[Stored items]
============
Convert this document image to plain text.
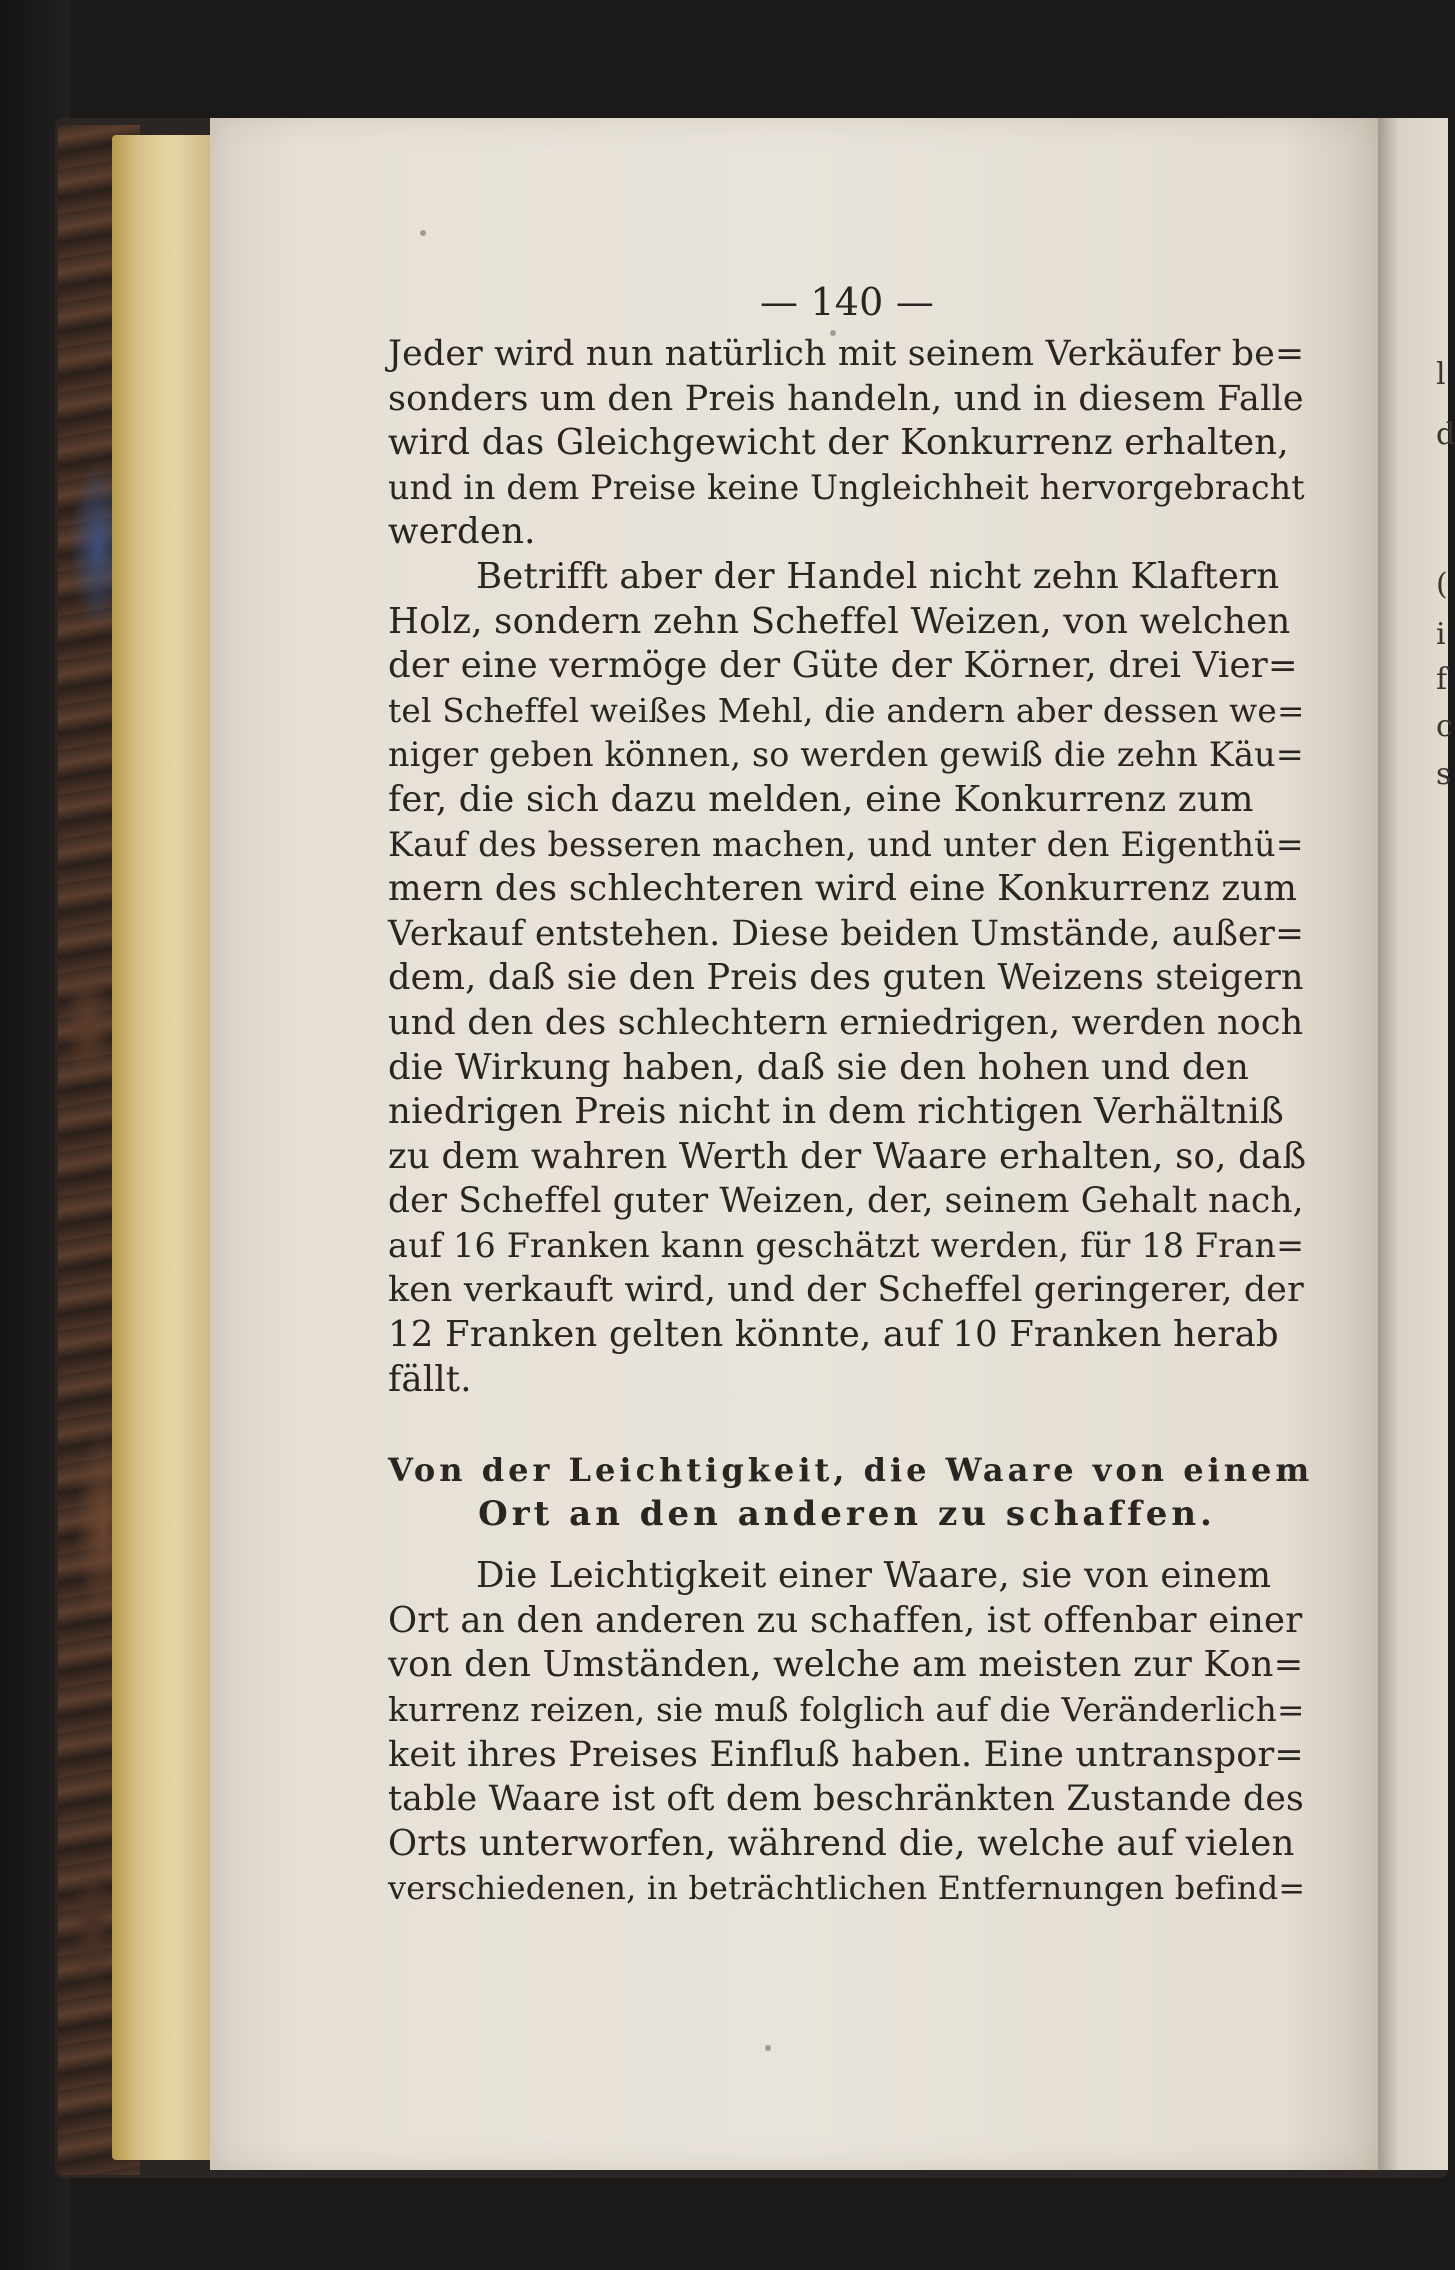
l
d
(
i
f
c
s
— 140 —

Jeder wird nun natürlich mit seinem Verkäufer be=
sonders um den Preis handeln, und in diesem Falle
wird das Gleichgewicht der Konkurrenz erhalten,
und in dem Preise keine Ungleichheit hervorgebracht
werden.

Betrifft aber der Handel nicht zehn Klaftern
Holz, sondern zehn Scheffel Weizen, von welchen
der eine vermöge der Güte der Körner, drei Vier=
tel Scheffel weißes Mehl, die andern aber dessen we=
niger geben können, so werden gewiß die zehn Käu=
fer, die sich dazu melden, eine Konkurrenz zum
Kauf des besseren machen, und unter den Eigenthü=
mern des schlechteren wird eine Konkurrenz zum
Verkauf entstehen. Diese beiden Umstände, außer=
dem, daß sie den Preis des guten Weizens steigern
und den des schlechtern erniedrigen, werden noch
die Wirkung haben, daß sie den hohen und den
niedrigen Preis nicht in dem richtigen Verhältniß
zu dem wahren Werth der Waare erhalten, so, daß
der Scheffel guter Weizen, der, seinem Gehalt nach,
auf 16 Franken kann geschätzt werden, für 18 Fran=
ken verkauft wird, und der Scheffel geringerer, der
12 Franken gelten könnte, auf 10 Franken herab
fällt.

Von der Leichtigkeit, die Waare von einem
Ort an den anderen zu schaffen.

Die Leichtigkeit einer Waare, sie von einem
Ort an den anderen zu schaffen, ist offenbar einer
von den Umständen, welche am meisten zur Kon=
kurrenz reizen, sie muß folglich auf die Veränderlich=
keit ihres Preises Einfluß haben. Eine untranspor=
table Waare ist oft dem beschränkten Zustande des
Orts unterworfen, während die, welche auf vielen
verschiedenen, in beträchtlichen Entfernungen befind=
============
* EXERCISE GOAL
Output all of the data exactly as it stands, minus any images.

* CORRECT OUTPUT
Convert this document image to plain text.
l
d
(
i
f
c
s
— 140 —

Jeder wird nun natürlich mit seinem Verkäufer be=
sonders um den Preis handeln, und in diesem Falle
wird das Gleichgewicht der Konkurrenz erhalten,
und in dem Preise keine Ungleichheit hervorgebracht
werden.

Betrifft aber der Handel nicht zehn Klaftern
Holz, sondern zehn Scheffel Weizen, von welchen
der eine vermöge der Güte der Körner, drei Vier=
tel Scheffel weißes Mehl, die andern aber dessen we=
niger geben können, so werden gewiß die zehn Käu=
fer, die sich dazu melden, eine Konkurrenz zum
Kauf des besseren machen, und unter den Eigenthü=
mern des schlechteren wird eine Konkurrenz zum
Verkauf entstehen. Diese beiden Umstände, außer=
dem, daß sie den Preis des guten Weizens steigern
und den des schlechtern erniedrigen, werden noch
die Wirkung haben, daß sie den hohen und den
niedrigen Preis nicht in dem richtigen Verhältniß
zu dem wahren Werth der Waare erhalten, so, daß
der Scheffel guter Weizen, der, seinem Gehalt nach,
auf 16 Franken kann geschätzt werden, für 18 Fran=
ken verkauft wird, und der Scheffel geringerer, der
12 Franken gelten könnte, auf 10 Franken herab
fällt.

Von der Leichtigkeit, die Waare von einem
Ort an den anderen zu schaffen.

Die Leichtigkeit einer Waare, sie von einem
Ort an den anderen zu schaffen, ist offenbar einer
von den Umständen, welche am meisten zur Kon=
kurrenz reizen, sie muß folglich auf die Veränderlich=
keit ihres Preises Einfluß haben. Eine untranspor=
table Waare ist oft dem beschränkten Zustande des
Orts unterworfen, während die, welche auf vielen
verschiedenen, in beträchtlichen Entfernungen befind=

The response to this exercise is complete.